▶ PROMPT:
Look through the listing and locate every line containing the word "Digital"; copy those lines.

Collected data:
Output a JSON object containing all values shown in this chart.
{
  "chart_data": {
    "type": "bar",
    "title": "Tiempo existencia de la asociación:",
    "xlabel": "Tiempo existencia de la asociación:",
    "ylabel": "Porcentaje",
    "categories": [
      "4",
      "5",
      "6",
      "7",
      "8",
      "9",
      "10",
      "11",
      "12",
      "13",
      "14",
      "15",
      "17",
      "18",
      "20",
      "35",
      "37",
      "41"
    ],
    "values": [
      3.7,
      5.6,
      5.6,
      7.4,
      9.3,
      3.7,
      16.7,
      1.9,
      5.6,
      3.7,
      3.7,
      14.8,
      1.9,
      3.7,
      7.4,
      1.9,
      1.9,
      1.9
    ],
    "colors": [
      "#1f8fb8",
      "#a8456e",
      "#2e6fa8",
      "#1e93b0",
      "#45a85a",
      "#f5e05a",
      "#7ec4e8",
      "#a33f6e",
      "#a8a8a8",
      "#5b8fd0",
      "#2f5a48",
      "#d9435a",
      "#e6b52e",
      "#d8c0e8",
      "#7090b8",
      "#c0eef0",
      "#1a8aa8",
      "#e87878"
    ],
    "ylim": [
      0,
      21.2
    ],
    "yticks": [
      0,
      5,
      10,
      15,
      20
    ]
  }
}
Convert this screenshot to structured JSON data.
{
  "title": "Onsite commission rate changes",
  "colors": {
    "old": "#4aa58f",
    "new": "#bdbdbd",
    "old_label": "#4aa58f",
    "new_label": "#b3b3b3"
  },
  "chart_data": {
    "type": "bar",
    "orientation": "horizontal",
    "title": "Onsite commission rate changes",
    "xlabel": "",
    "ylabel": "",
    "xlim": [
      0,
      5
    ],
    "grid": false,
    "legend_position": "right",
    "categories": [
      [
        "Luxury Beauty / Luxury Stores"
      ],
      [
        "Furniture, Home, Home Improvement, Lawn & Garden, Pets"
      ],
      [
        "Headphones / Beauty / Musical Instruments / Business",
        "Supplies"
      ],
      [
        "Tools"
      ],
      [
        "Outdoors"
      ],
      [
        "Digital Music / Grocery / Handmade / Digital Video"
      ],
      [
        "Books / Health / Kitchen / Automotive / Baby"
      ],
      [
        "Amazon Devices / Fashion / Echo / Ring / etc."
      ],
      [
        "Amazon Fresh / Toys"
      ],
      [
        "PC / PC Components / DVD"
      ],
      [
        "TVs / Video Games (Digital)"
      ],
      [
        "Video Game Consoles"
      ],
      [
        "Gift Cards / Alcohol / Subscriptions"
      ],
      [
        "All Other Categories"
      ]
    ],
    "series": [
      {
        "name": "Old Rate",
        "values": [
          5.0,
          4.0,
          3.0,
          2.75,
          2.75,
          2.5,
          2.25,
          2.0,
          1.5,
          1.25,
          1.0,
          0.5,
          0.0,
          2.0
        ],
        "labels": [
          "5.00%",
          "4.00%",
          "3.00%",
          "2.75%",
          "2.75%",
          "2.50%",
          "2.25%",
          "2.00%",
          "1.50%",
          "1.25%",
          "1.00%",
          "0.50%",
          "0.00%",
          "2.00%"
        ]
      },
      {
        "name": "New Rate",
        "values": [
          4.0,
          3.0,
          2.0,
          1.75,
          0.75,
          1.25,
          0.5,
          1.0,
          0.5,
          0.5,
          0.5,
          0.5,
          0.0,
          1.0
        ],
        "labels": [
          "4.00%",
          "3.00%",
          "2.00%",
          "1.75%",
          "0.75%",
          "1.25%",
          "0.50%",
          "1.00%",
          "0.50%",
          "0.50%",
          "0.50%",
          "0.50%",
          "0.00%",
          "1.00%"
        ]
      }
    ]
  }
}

▶ SOLUTION TO THE PROBLEM:
        "Digital Music / Grocery / Handmade / Digital Video"
        "TVs / Video Games (Digital)"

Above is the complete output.